* BEGIN RECORDS SUPPLIED *

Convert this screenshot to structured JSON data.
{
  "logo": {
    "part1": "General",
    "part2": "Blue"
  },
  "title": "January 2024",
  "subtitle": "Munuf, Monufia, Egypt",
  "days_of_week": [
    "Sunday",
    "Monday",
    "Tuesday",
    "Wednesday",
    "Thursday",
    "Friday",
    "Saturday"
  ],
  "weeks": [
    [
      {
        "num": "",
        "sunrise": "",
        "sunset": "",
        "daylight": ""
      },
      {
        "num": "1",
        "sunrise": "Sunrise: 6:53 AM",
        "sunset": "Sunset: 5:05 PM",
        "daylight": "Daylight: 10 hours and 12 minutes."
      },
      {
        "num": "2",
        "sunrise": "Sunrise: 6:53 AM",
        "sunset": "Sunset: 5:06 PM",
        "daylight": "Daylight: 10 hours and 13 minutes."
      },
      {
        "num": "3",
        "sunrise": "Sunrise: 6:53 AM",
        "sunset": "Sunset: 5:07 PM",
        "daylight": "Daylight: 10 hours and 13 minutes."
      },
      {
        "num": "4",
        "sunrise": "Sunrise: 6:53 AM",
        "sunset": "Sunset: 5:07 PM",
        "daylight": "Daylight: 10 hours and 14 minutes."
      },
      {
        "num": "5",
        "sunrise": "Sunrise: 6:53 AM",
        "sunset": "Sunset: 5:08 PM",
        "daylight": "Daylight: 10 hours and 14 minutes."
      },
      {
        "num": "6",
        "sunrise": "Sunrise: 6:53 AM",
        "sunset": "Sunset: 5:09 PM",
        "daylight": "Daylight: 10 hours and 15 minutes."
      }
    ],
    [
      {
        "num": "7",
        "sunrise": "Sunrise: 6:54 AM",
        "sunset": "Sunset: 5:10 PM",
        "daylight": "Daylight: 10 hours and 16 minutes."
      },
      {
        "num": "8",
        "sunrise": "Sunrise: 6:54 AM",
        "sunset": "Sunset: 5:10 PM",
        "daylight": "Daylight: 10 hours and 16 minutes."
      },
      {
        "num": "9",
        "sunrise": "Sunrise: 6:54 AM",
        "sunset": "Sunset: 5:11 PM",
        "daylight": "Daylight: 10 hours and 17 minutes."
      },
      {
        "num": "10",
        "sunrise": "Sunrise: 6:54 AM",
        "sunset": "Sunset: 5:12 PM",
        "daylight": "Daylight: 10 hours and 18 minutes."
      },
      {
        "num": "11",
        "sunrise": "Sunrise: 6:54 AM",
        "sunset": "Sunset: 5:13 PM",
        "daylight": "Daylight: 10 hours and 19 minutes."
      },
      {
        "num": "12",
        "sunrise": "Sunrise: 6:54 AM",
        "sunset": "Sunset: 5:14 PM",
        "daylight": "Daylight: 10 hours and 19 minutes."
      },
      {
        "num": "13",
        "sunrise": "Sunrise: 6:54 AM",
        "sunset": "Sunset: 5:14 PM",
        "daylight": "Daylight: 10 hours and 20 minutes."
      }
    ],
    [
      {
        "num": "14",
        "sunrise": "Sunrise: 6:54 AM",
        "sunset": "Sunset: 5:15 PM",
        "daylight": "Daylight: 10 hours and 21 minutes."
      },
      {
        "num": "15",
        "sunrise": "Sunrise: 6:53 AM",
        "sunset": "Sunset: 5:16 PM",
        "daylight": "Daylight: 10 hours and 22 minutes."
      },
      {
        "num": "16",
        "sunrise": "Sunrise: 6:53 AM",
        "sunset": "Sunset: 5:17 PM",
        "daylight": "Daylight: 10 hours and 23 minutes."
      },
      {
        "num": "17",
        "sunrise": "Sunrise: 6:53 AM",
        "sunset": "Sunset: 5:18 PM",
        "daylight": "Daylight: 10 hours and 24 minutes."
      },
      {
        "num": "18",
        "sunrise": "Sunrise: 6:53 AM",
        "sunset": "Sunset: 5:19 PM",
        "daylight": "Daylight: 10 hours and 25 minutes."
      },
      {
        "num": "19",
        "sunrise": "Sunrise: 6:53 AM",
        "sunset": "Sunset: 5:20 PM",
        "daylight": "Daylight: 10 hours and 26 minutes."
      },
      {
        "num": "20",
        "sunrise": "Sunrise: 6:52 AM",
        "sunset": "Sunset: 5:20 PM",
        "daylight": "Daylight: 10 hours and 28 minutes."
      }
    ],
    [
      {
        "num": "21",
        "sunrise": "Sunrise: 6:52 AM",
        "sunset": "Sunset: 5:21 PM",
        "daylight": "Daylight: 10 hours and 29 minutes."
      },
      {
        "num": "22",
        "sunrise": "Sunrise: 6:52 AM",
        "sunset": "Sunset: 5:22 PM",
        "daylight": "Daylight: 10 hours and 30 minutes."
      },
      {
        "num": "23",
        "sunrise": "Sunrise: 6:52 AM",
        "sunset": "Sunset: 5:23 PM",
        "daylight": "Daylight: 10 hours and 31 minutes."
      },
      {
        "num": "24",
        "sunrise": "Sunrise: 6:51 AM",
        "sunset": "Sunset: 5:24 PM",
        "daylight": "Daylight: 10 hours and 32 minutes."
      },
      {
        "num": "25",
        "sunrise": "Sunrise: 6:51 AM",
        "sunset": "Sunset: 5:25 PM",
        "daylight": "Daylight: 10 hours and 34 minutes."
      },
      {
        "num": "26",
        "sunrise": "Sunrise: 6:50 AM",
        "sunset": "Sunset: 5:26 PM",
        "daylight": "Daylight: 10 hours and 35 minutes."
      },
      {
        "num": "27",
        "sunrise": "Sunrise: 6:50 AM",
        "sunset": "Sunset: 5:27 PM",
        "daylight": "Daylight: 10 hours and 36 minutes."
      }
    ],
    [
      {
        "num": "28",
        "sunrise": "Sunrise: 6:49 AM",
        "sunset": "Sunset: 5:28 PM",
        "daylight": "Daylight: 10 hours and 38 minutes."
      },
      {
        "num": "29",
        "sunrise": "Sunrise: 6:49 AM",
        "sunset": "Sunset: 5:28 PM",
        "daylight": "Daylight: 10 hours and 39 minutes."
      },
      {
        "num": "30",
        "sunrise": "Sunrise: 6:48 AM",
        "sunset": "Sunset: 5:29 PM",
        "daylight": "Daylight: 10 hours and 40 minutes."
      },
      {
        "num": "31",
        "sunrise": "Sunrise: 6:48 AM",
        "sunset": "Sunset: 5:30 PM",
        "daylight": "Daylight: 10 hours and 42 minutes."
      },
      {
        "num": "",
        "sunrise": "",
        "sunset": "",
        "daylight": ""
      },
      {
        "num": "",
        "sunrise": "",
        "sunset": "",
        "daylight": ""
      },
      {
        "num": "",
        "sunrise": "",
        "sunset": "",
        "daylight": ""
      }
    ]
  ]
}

* END RECORDS SUPPLIED *

» AIM
Write out all the data again, exactly as it appears.

» EXERCISE SOLUTION
Convert this screenshot to structured JSON data.
{
  "logo": {
    "part1": "General",
    "part2": "Blue"
  },
  "title": "January 2024",
  "subtitle": "Munuf, Monufia, Egypt",
  "days_of_week": [
    "Sunday",
    "Monday",
    "Tuesday",
    "Wednesday",
    "Thursday",
    "Friday",
    "Saturday"
  ],
  "weeks": [
    [
      {
        "num": "",
        "sunrise": "",
        "sunset": "",
        "daylight": ""
      },
      {
        "num": "1",
        "sunrise": "Sunrise: 6:53 AM",
        "sunset": "Sunset: 5:05 PM",
        "daylight": "Daylight: 10 hours and 12 minutes."
      },
      {
        "num": "2",
        "sunrise": "Sunrise: 6:53 AM",
        "sunset": "Sunset: 5:06 PM",
        "daylight": "Daylight: 10 hours and 13 minutes."
      },
      {
        "num": "3",
        "sunrise": "Sunrise: 6:53 AM",
        "sunset": "Sunset: 5:07 PM",
        "daylight": "Daylight: 10 hours and 13 minutes."
      },
      {
        "num": "4",
        "sunrise": "Sunrise: 6:53 AM",
        "sunset": "Sunset: 5:07 PM",
        "daylight": "Daylight: 10 hours and 14 minutes."
      },
      {
        "num": "5",
        "sunrise": "Sunrise: 6:53 AM",
        "sunset": "Sunset: 5:08 PM",
        "daylight": "Daylight: 10 hours and 14 minutes."
      },
      {
        "num": "6",
        "sunrise": "Sunrise: 6:53 AM",
        "sunset": "Sunset: 5:09 PM",
        "daylight": "Daylight: 10 hours and 15 minutes."
      }
    ],
    [
      {
        "num": "7",
        "sunrise": "Sunrise: 6:54 AM",
        "sunset": "Sunset: 5:10 PM",
        "daylight": "Daylight: 10 hours and 16 minutes."
      },
      {
        "num": "8",
        "sunrise": "Sunrise: 6:54 AM",
        "sunset": "Sunset: 5:10 PM",
        "daylight": "Daylight: 10 hours and 16 minutes."
      },
      {
        "num": "9",
        "sunrise": "Sunrise: 6:54 AM",
        "sunset": "Sunset: 5:11 PM",
        "daylight": "Daylight: 10 hours and 17 minutes."
      },
      {
        "num": "10",
        "sunrise": "Sunrise: 6:54 AM",
        "sunset": "Sunset: 5:12 PM",
        "daylight": "Daylight: 10 hours and 18 minutes."
      },
      {
        "num": "11",
        "sunrise": "Sunrise: 6:54 AM",
        "sunset": "Sunset: 5:13 PM",
        "daylight": "Daylight: 10 hours and 19 minutes."
      },
      {
        "num": "12",
        "sunrise": "Sunrise: 6:54 AM",
        "sunset": "Sunset: 5:14 PM",
        "daylight": "Daylight: 10 hours and 19 minutes."
      },
      {
        "num": "13",
        "sunrise": "Sunrise: 6:54 AM",
        "sunset": "Sunset: 5:14 PM",
        "daylight": "Daylight: 10 hours and 20 minutes."
      }
    ],
    [
      {
        "num": "14",
        "sunrise": "Sunrise: 6:54 AM",
        "sunset": "Sunset: 5:15 PM",
        "daylight": "Daylight: 10 hours and 21 minutes."
      },
      {
        "num": "15",
        "sunrise": "Sunrise: 6:53 AM",
        "sunset": "Sunset: 5:16 PM",
        "daylight": "Daylight: 10 hours and 22 minutes."
      },
      {
        "num": "16",
        "sunrise": "Sunrise: 6:53 AM",
        "sunset": "Sunset: 5:17 PM",
        "daylight": "Daylight: 10 hours and 23 minutes."
      },
      {
        "num": "17",
        "sunrise": "Sunrise: 6:53 AM",
        "sunset": "Sunset: 5:18 PM",
        "daylight": "Daylight: 10 hours and 24 minutes."
      },
      {
        "num": "18",
        "sunrise": "Sunrise: 6:53 AM",
        "sunset": "Sunset: 5:19 PM",
        "daylight": "Daylight: 10 hours and 25 minutes."
      },
      {
        "num": "19",
        "sunrise": "Sunrise: 6:53 AM",
        "sunset": "Sunset: 5:20 PM",
        "daylight": "Daylight: 10 hours and 26 minutes."
      },
      {
        "num": "20",
        "sunrise": "Sunrise: 6:52 AM",
        "sunset": "Sunset: 5:20 PM",
        "daylight": "Daylight: 10 hours and 28 minutes."
      }
    ],
    [
      {
        "num": "21",
        "sunrise": "Sunrise: 6:52 AM",
        "sunset": "Sunset: 5:21 PM",
        "daylight": "Daylight: 10 hours and 29 minutes."
      },
      {
        "num": "22",
        "sunrise": "Sunrise: 6:52 AM",
        "sunset": "Sunset: 5:22 PM",
        "daylight": "Daylight: 10 hours and 30 minutes."
      },
      {
        "num": "23",
        "sunrise": "Sunrise: 6:52 AM",
        "sunset": "Sunset: 5:23 PM",
        "daylight": "Daylight: 10 hours and 31 minutes."
      },
      {
        "num": "24",
        "sunrise": "Sunrise: 6:51 AM",
        "sunset": "Sunset: 5:24 PM",
        "daylight": "Daylight: 10 hours and 32 minutes."
      },
      {
        "num": "25",
        "sunrise": "Sunrise: 6:51 AM",
        "sunset": "Sunset: 5:25 PM",
        "daylight": "Daylight: 10 hours and 34 minutes."
      },
      {
        "num": "26",
        "sunrise": "Sunrise: 6:50 AM",
        "sunset": "Sunset: 5:26 PM",
        "daylight": "Daylight: 10 hours and 35 minutes."
      },
      {
        "num": "27",
        "sunrise": "Sunrise: 6:50 AM",
        "sunset": "Sunset: 5:27 PM",
        "daylight": "Daylight: 10 hours and 36 minutes."
      }
    ],
    [
      {
        "num": "28",
        "sunrise": "Sunrise: 6:49 AM",
        "sunset": "Sunset: 5:28 PM",
        "daylight": "Daylight: 10 hours and 38 minutes."
      },
      {
        "num": "29",
        "sunrise": "Sunrise: 6:49 AM",
        "sunset": "Sunset: 5:28 PM",
        "daylight": "Daylight: 10 hours and 39 minutes."
      },
      {
        "num": "30",
        "sunrise": "Sunrise: 6:48 AM",
        "sunset": "Sunset: 5:29 PM",
        "daylight": "Daylight: 10 hours and 40 minutes."
      },
      {
        "num": "31",
        "sunrise": "Sunrise: 6:48 AM",
        "sunset": "Sunset: 5:30 PM",
        "daylight": "Daylight: 10 hours and 42 minutes."
      },
      {
        "num": "",
        "sunrise": "",
        "sunset": "",
        "daylight": ""
      },
      {
        "num": "",
        "sunrise": "",
        "sunset": "",
        "daylight": ""
      },
      {
        "num": "",
        "sunrise": "",
        "sunset": "",
        "daylight": ""
      }
    ]
  ]
}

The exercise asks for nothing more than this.